EXERCISE TASKS –
**A)** In the Seattle light rail review, why does paving more roads fail as an alternative to laying rail?
**B)** List the alternatives to the Link Light rail network that the Seattle light rail review mentions.
**C)** Pick up the review of the Seattle light rail book from where it stops.

DOCUMENT –
Seattle’s Urban Light Rail Needed Transparency to Get Built

Written by: Nick Licata




I often read the inspiring tale of The Little Train That Could to my two-year-old granddaughter.  When she gets older, I should read her Bob Wodnik’s book, Back on Track – Sound Transit’s Fight to Save Light Rail, because like that children’s book it is inspiring.

Wodnik served as the senior communications specialist from 1999 to 2017, for the Seattle region’s bus-rail agency, Sound Transit. He tells the inside story of how transit advocates fought against an array of formidable critics to build the multi-billion dollar Link Light rail train network, now running from north Seattle to the SeaTac Airport far south of the city for a total of 22 miles.

The book is not an analysis of how this system compares to other options that could have been pursued. Seattle would have been the only city in the country with a major monorail system but after passing four ballot votes, it was defeated on the fifth, and construction never began. There have also been proponents for building an alternative Rapid Bus System, using dedicated lanes. But it never came close to a city-wide vote, despite the critics providing details and statistics on how such a system could work. And finally, some relied on just paving more roads instead of laying down rail – a solution attempted in other cities without lasting traffic congestion relief,  the roads just fill as soon as they are built.

SUPPLIED INFORMATION –
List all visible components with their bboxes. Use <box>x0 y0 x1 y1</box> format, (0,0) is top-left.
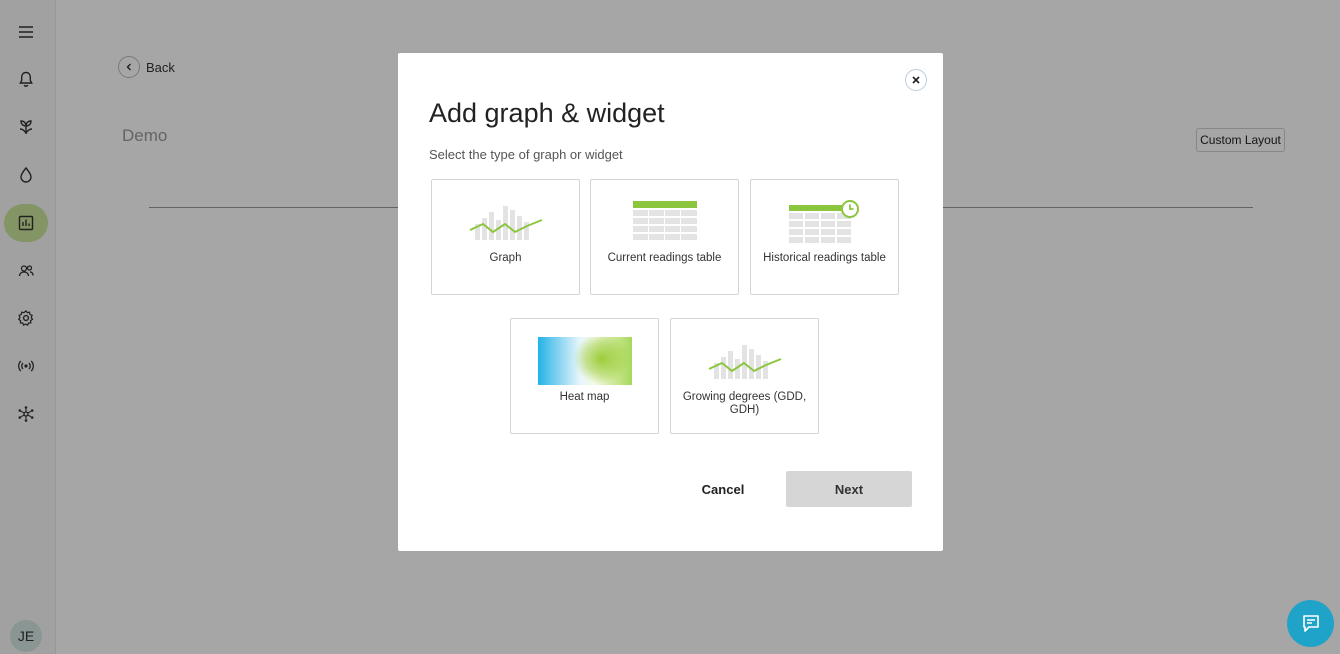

ANSWERS IN ORDER –
**A)** Other cities that tried paving more roads got no lasting relief from traffic congestion, because the roads fill as soon as they are built.

**B)**
- A major monorail system
- A Rapid Bus System using dedicated lanes
- Paving more roads

**C)**
But getting broad public approval for building an urban rail system is not an easy sell to the public. Approving a fixed-rail rapid transit for a city is one of the most contentious decisions that an urban populace can make. It is often rejected through popular votes, as has happened in Austin, Tampa, San Antonio, Nashville, and in Seattle, where it was defeated at the election polls in 1968,1970, and 1995.

Wodnik clearly reveals the internal problems that plagued Sound Transit’s initial debut. It struggled to gain creditability, after its massive budget gap was revealed, with some of the most influential regional players, like the Chamber of Commerce and the daily newspapers suggesting that the project was a loser. Public officials, both Democrats, and Republicans, including two former governors, Booth Gardner and John Spellman, two County Council members, Maggie Fimia and Rob McKenna, and two city councilmembers, Peter and I, severely criticized its management for lack of transparency.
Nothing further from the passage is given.